DO THIS -
Below are entries; tally how many lines hold the string "November" and answer with only that figure.
— Start MATERIAL FOR THE TASK —
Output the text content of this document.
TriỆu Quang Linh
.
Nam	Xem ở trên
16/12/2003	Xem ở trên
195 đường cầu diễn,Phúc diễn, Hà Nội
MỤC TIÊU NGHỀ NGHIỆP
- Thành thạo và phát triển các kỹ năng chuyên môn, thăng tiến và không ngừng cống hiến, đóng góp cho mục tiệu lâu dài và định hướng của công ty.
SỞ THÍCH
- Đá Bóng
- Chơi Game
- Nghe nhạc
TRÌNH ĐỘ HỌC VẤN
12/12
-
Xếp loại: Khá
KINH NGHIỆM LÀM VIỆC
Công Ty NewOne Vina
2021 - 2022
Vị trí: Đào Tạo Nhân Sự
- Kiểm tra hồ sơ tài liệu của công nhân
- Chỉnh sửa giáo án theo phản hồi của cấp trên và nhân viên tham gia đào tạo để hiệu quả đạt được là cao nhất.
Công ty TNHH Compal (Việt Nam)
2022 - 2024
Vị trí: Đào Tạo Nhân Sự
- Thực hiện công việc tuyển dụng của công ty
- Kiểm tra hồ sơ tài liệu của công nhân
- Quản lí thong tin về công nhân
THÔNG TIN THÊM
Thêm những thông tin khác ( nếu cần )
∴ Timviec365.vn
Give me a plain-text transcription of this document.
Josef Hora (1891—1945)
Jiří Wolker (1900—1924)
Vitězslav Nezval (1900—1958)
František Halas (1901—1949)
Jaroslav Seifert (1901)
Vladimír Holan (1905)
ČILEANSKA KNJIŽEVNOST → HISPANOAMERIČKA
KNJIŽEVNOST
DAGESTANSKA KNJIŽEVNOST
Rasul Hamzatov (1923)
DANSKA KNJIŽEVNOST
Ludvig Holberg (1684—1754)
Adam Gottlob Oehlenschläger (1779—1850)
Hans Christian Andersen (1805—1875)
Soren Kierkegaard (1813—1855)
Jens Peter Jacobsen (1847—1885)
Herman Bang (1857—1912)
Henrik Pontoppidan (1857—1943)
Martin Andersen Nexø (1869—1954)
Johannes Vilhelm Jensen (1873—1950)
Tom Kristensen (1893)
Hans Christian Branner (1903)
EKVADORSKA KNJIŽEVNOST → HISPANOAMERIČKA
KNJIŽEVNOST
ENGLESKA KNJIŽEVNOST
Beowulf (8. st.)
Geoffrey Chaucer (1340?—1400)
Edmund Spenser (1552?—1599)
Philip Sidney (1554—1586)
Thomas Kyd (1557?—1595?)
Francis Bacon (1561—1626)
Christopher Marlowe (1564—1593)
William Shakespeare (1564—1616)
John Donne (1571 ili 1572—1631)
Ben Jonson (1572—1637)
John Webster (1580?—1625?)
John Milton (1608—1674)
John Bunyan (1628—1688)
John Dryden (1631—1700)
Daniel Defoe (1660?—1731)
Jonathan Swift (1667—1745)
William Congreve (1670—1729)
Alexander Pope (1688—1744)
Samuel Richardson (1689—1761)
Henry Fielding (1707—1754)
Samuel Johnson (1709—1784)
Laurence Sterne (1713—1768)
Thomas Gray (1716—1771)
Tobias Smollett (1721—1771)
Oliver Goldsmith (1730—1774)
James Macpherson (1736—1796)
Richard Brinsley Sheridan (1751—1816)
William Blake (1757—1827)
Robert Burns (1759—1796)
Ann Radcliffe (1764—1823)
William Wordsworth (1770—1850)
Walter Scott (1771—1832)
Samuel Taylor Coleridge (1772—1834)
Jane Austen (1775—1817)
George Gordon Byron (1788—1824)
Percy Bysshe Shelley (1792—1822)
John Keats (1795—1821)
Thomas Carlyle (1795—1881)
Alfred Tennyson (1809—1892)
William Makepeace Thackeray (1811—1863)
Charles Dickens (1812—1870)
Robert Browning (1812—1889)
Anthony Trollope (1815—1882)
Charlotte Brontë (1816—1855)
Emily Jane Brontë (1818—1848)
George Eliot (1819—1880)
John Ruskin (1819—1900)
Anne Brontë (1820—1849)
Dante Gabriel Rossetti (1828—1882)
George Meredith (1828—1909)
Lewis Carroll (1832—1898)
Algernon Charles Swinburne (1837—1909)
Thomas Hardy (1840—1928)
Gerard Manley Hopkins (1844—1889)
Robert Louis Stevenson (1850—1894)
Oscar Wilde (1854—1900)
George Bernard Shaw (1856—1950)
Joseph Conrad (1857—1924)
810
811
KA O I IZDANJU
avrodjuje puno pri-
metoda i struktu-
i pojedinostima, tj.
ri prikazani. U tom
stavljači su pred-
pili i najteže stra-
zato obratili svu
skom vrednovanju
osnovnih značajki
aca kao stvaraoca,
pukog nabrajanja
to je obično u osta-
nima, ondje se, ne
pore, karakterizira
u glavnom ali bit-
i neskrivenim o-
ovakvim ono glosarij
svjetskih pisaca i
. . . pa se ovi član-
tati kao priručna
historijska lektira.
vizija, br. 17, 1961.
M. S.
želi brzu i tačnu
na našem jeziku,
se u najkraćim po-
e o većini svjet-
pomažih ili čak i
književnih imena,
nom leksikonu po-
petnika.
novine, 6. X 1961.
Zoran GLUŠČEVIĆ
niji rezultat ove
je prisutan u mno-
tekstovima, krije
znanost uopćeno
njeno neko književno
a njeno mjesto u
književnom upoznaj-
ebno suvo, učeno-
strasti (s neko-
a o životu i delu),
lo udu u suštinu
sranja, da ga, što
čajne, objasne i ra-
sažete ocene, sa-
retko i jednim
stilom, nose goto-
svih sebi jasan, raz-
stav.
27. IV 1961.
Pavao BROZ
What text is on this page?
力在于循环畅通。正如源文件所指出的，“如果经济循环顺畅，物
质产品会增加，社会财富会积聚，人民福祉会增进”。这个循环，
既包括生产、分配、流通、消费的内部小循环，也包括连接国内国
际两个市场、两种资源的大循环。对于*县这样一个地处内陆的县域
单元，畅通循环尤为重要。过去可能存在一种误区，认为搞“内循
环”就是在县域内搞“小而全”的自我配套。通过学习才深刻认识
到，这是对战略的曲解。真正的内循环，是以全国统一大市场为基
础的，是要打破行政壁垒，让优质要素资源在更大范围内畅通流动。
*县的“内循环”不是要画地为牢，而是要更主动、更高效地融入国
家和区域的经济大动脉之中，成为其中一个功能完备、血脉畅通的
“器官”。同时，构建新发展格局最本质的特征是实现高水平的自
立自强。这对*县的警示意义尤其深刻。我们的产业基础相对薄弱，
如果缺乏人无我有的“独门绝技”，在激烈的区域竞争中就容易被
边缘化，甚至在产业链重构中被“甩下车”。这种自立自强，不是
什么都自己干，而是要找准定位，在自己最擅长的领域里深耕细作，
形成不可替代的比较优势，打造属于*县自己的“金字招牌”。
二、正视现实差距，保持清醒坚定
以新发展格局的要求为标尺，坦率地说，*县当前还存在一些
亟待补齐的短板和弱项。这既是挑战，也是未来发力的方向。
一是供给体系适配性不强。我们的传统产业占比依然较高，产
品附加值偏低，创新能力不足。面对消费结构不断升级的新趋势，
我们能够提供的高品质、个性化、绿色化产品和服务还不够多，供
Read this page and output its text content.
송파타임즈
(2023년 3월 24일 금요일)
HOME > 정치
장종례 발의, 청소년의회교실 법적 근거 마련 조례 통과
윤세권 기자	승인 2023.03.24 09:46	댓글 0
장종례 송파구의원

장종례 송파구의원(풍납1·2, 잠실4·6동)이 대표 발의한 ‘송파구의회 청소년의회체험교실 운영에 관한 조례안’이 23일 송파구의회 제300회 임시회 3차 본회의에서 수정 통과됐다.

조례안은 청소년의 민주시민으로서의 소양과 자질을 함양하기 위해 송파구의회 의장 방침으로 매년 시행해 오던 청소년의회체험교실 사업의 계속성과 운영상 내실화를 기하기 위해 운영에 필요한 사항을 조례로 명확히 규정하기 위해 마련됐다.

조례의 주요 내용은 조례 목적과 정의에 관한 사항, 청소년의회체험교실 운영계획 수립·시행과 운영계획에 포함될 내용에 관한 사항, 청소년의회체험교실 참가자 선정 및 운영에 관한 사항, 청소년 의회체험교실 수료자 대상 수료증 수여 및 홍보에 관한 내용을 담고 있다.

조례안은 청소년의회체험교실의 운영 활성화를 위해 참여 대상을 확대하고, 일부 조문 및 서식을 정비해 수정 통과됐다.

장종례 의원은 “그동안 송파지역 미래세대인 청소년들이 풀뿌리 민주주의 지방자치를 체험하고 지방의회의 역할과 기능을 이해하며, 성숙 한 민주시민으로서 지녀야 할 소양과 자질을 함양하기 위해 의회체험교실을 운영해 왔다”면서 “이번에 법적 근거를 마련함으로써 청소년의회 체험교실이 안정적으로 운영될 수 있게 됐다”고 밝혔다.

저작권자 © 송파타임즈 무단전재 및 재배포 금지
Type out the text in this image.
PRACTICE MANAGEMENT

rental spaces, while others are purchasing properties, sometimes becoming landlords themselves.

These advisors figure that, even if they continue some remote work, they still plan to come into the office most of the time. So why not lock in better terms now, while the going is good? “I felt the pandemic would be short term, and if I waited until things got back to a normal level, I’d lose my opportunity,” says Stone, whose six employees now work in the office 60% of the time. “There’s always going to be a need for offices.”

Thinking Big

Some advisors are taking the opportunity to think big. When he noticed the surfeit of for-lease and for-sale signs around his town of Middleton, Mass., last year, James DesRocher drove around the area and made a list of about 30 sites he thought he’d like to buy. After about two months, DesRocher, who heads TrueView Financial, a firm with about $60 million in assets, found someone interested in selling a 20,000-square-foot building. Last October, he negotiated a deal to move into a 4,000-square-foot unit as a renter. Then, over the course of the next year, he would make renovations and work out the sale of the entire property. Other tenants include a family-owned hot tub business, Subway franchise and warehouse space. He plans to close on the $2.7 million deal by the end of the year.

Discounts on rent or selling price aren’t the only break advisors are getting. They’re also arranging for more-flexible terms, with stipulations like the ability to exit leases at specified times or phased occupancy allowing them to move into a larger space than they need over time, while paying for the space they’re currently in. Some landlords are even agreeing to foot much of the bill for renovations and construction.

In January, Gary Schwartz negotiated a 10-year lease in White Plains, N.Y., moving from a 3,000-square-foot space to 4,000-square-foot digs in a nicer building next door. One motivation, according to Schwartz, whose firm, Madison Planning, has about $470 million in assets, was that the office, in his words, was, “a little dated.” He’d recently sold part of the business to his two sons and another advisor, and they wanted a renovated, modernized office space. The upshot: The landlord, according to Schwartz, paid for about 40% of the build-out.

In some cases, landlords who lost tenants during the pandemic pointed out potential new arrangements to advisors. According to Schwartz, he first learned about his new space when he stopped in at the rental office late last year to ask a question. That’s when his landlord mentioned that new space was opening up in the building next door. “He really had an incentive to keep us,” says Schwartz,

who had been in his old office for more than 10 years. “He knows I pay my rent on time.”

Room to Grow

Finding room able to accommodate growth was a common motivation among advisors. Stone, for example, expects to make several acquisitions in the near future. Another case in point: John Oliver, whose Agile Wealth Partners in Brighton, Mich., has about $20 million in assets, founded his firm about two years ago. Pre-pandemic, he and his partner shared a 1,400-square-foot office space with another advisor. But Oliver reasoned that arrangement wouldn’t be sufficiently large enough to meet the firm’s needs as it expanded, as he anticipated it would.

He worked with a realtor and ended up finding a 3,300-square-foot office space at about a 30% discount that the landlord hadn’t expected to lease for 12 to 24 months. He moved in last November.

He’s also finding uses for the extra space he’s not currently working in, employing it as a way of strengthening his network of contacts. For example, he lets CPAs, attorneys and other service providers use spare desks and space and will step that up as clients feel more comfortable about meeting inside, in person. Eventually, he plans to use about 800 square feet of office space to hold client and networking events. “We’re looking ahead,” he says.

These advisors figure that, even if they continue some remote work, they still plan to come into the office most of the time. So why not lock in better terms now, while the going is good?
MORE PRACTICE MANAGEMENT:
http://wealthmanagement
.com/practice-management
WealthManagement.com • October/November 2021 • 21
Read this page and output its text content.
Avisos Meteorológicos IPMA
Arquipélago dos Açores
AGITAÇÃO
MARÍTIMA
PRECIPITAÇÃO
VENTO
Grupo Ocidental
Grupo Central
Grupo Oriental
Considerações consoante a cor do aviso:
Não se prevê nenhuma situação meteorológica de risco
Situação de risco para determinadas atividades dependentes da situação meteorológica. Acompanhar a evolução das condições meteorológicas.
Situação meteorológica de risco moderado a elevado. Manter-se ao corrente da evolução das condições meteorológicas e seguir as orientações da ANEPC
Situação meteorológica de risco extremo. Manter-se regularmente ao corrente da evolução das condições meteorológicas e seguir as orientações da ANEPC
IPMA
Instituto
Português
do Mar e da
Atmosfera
— End MATERIAL FOR THE TASK —
THE SOLUTION -
2